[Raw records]
------

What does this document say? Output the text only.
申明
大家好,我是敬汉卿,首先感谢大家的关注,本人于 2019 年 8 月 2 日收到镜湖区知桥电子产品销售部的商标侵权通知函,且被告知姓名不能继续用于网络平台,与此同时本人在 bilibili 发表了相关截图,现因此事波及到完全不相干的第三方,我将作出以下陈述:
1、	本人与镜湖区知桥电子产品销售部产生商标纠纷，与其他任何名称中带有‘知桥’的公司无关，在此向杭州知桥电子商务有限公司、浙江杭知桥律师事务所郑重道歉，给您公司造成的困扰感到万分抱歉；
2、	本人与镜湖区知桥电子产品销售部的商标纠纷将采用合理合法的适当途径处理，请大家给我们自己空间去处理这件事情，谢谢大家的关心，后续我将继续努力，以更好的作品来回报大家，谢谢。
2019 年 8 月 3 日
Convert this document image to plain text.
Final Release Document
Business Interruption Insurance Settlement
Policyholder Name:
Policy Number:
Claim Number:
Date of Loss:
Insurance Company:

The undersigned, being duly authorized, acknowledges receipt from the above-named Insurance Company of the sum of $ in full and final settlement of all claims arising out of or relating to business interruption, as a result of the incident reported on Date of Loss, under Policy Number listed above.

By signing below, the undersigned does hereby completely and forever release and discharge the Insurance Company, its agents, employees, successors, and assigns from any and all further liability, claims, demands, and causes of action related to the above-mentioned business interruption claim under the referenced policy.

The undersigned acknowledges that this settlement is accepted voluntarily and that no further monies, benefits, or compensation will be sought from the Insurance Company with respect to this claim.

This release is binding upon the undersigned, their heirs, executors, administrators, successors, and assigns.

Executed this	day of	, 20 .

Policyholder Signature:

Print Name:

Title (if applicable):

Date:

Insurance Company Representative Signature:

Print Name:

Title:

------

• **EXERCISE OBJECTIVE**:
How many lines in the listing contain "text"? Answer with the number alone.

• **TASK ANSWER**:
2